→ GOAL OF THE EXERCISE
In this exercise, return the whole listing exactly, excluding any images.

→ RECORDS FOR THIS EXERCISE
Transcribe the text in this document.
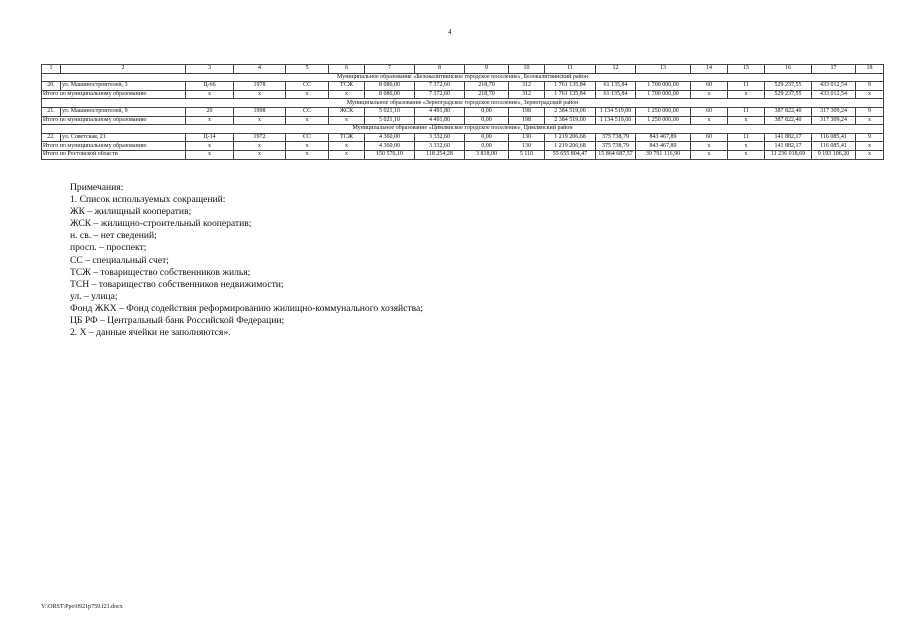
4
1	2	3	4	5	6	7	8	9	10	11	12	13	14	15	16	17	18
Муниципальное образование «Белокалитвинское городское поселение», Белокалитвинский район																	
20.	ул. Машиностроителей, 3	Ц-66	1978	СС	ТСЖ	8 086,00	7 372,60	218,70	312	1 761 135,84	61 135,84	1 700 000,00	60	11	529 237,55	433 012,54	9
Итого по муниципальному образованию		х	х	х	х	8 086,00	7 372,60	218,70	312	1 761 135,84	61 135,84	1 700 000,00	х	х	529 237,55	433 012,54	х
Муниципальное образование «Зерноградское городское поселение», Зерноградский район																	
21.	ул. Машиностроителей, 9	20	1998	СС	ЖСК	5 021,10	4 491,80	0,00	198	2 384 519,00	1 134 519,00	1 250 000,00	60	11	387 822,40	317 309,24	9
Итого по муниципальному образованию		х	х	х	х	5 021,10	4 491,80	0,00	198	2 384 519,00	1 134 519,00	1 250 000,00	х	х	387 822,40	317 309,24	х
Муниципальное образование «Цимлянское городское поселение», Цимлянский район																	
22.	ул. Советская, 21	Ц-14	1972	СС	ТСЖ	4 360,00	3 332,60	0,00	130	1 219 206,68	375 738,79	843 467,89	60	11	141 882,17	116 085,41	9
Итого по муниципальному образованию		х	х	х	х	4 360,00	3 332,60	0,00	130	1 219 206,68	375 738,79	843 467,89	х	х	141 882,17	116 085,41	х
Итого по Ростовской области		х	х	х	х	150 576,10	118 254,28	3 818,00	5 110	55 655 804,47	15 864 687,57	39 791 116,90	х	х	11 236 018,69	9 193 106,20	х
Примечания:
1. Список используемых сокращений:
ЖК – жилищный кооператив;
ЖСК – жилищно-строительный кооператив;
н. св. – нет сведений;
просп. – проспект;
СС – специальный счет;
ТСЖ – товарищество собственников жилья;
ТСН – товарищество собственников недвижимости;
ул. – улица;
Фонд ЖКХ – Фонд содействия реформированию жилищно-коммунального хозяйства;
ЦБ РФ – Центральный банк Российской Федерации;
2. Х – данные ячейки не заполняются».
Y:\ORST\Ppo\0921p759.f21.docx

→ TASK ANSWER
Transcribe the text in this document.
4
1	2	3	4	5	6	7	8	9	10	11	12	13	14	15	16	17	18
Муниципальное образование «Белокалитвинское городское поселение», Белокалитвинский район																	
20.	ул. Машиностроителей, 3	Ц-66	1978	СС	ТСЖ	8 086,00	7 372,60	218,70	312	1 761 135,84	61 135,84	1 700 000,00	60	11	529 237,55	433 012,54	9
Итого по муниципальному образованию		х	х	х	х	8 086,00	7 372,60	218,70	312	1 761 135,84	61 135,84	1 700 000,00	х	х	529 237,55	433 012,54	х
Муниципальное образование «Зерноградское городское поселение», Зерноградский район																	
21.	ул. Машиностроителей, 9	20	1998	СС	ЖСК	5 021,10	4 491,80	0,00	198	2 384 519,00	1 134 519,00	1 250 000,00	60	11	387 822,40	317 309,24	9
Итого по муниципальному образованию		х	х	х	х	5 021,10	4 491,80	0,00	198	2 384 519,00	1 134 519,00	1 250 000,00	х	х	387 822,40	317 309,24	х
Муниципальное образование «Цимлянское городское поселение», Цимлянский район																	
22.	ул. Советская, 21	Ц-14	1972	СС	ТСЖ	4 360,00	3 332,60	0,00	130	1 219 206,68	375 738,79	843 467,89	60	11	141 882,17	116 085,41	9
Итого по муниципальному образованию		х	х	х	х	4 360,00	3 332,60	0,00	130	1 219 206,68	375 738,79	843 467,89	х	х	141 882,17	116 085,41	х
Итого по Ростовской области		х	х	х	х	150 576,10	118 254,28	3 818,00	5 110	55 655 804,47	15 864 687,57	39 791 116,90	х	х	11 236 018,69	9 193 106,20	х
Примечания:
1. Список используемых сокращений:
ЖК – жилищный кооператив;
ЖСК – жилищно-строительный кооператив;
н. св. – нет сведений;
просп. – проспект;
СС – специальный счет;
ТСЖ – товарищество собственников жилья;
ТСН – товарищество собственников недвижимости;
ул. – улица;
Фонд ЖКХ – Фонд содействия реформированию жилищно-коммунального хозяйства;
ЦБ РФ – Центральный банк Российской Федерации;
2. Х – данные ячейки не заполняются».
Y:\ORST\Ppo\0921p759.f21.docx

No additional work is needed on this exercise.